Allahu a'lam bishshawab.

Sabtu, 23 Maret 2013

Toleransi Beragama di Zaman Rasulullah

 بِسْمِ اللَّـهِ الرَّ‌حْمَـٰنِ الرَّ‌حِيمِ

 TOLERANSI BERAGAMA DI ZAMAN RASULULLAH

   Zaman sekarang ini, baik di Indonesia maupun dimanapun di seluruh dunia, Agama Islam dicap sebagai agama yang intoleran terhadap penganut agama lain. Entah ini karena memang kebencian (atau kedengkian) penganut agama lain terhadap Islam, atau karena Islamofobia, atau mungkin karena perilaku pemeluk Agama Islam sendiri yang memang bersikap intoleran kepada pemeluk agama lain, terutama ketika pemeluk Agama Islam menjadi masyarakat mayoritas. Kadang- kadang dengan dalih amar ma'ruf nahyi munkar, mereka melakukan tindakan yang bisa disebut arogan. Tapi benarkah Rasulullah melakukan hal- hal seperti itu. Dalam kisah siroh nabawiyah bisa kita temukan bagaimana sikap Rasulullah menghadapi pemeluk agama lain, maupun pemeluk Agama Islam yang tidak taat, saat periode Mekah dan periode Madinah.
   Hubungan dengan pemeluk agama lain terjadi baik pada waktu Rasulullah SAW masih berada di Mekah, maupun setelah beliau hijrah ke Madinah. Pada saat di Mekah, beliau sehari- harinya berbaur dengan masyarakat pagan, penyembah berhala. Bermacam- macam tipe manusia yang beliau hadapi, yaitu orang yang tidak menentang dakwah beliau, meskipun tidak bersedia masuk Islam, maupun orang- orang yang menentang dakwah beliau.
   Dalam upaya kaum musyrik menghalangi dakwah beliau, mereka menggunakan cara kasar maupun halus. Cara kasar yang mereka tempuh diantaranya dengan secara langsung menyiksa pengikut beliau SAW, dan melakukan intimidasi baik kepada Rasulullah SAW maupun pengikut beliau, bahkan percobaan pembunuhan terhadap diri Rsulullah sendiri. Cara halus diantaranya dengan boikot sosial dan ekonomi, menyebar tuduhan- tuduhan untuk merusak citra Rasulullah, dan upaya diplomasi kepada Rasulullah SAW.

- _DATA YANG DIBERIKAN_
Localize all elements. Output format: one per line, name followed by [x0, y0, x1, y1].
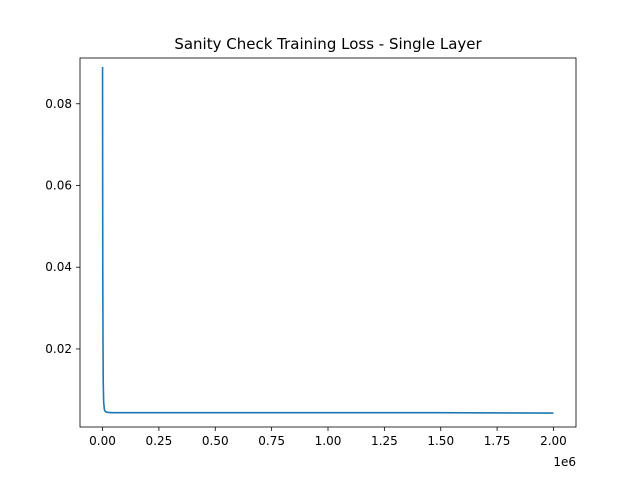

- _DAFTAR TUGAS_
1 – Dalam tulisan tentang toleransi beragama di zaman Rasulullah, apa saja cara halus yang ditempuh kaum musyrik untuk menghalangi dakwah beliau?
2 – Sambung tulisan tentang toleransi beragama di zaman Rasulullah, mulai setelah kalimat terakhir yang tampak.

- _JAWABAN TIAP TUGAS_
1 – Boikot sosial dan ekonomi, penyebaran tuduhan-tuduhan untuk merusak citra Rasulullah, dan upaya diplomasi kepada Rasulullah SAW.

2 –
   Kondisi umat Islam pada saat itu adalah kaum minoritas yang lemah. Namun kondisi itu terbantu dengan adanya perlindungan dari Abu Thalib, paman Rasulullah SAW, yang merupakan tokoh yang terpandang di kalangan Suku Quraisy. Sedangkan penguasa saat itu adalah orang- orang musyrik. Bagaimana Rasulullah menyikapi orang- orang musyrik itu, terutama dalam kaitan dengan toleransi beragama?
   Suatu ketika para pemuka kaum Quraisy berusaha menghentikan dakwah Nabi SAW dengan cara halus, yaitu diplomasi. Dikisahkan mereka mengutus diplomat mereka, Uthbah bin Rabiah untuk membujuk Nabi SAW. Langkah pertama dengan menawarkan 3-ta (harta, tahta, wanita) kepada Rasulullah SAW gagal. Usaha kedua, dengan menawarkan konsep toleransi beragama, yaitu dengan cara saling bergantian melaksanakan ibadah agama mereka. Artinya kaum musyrik pada waktu tertentu mengikuti Islam, namun di waktu lain umat Islam juga melaksanakan ibadah cara kaum musyrik. Menanggapi ajakan ini, turunlah Surat Al Kafirun ayat 1-6.


قُلْ يَا أَيُّهَا الْكَافِرُ‌ونَ ﴿١ لَا أَعْبُدُ مَا تَعْبُدُونَ ﴿٢ وَلَا أَنتُمْ عَابِدُونَ مَا أَعْبُدُ ﴿٣ وَلَا أَنَا عَابِدٌ مَّا عَبَدتُّمْ ﴿٤ وَلَا أَنتُمْ عَابِدُونَ مَا أَعْبُدُ ﴿٥

 لَكُمْ  دِينُكُمْ وَلِيَ دِينِ ﴿٦

Katakanlah: "Hai orang-orang kafir, (1) Aku tidak akan menyembah apa yang kamu sembah. (2) Dan kamu bukan penyembah Tuhan yang aku sembah. (3) Dan aku tidak pernah menjadi penyembah apa yang kamu sembah, (4) dan kamu tidak pernah (pula) menjadi penyembah Tuhan yang aku sembah. (5) Untukmu agamamu, dan untukkulah, agamaku". (6)

Inilah sikap Rasulullah SAW terhadap ajakan kaum musyrik. Mereka menawarkan konsep yang salah dalam bertoleransi antar agama. Dalam Surat Al Kafirun jelas sekali bahwa toleransi itu bukan ikut melaksanakan ibadah pemeluk agama lain.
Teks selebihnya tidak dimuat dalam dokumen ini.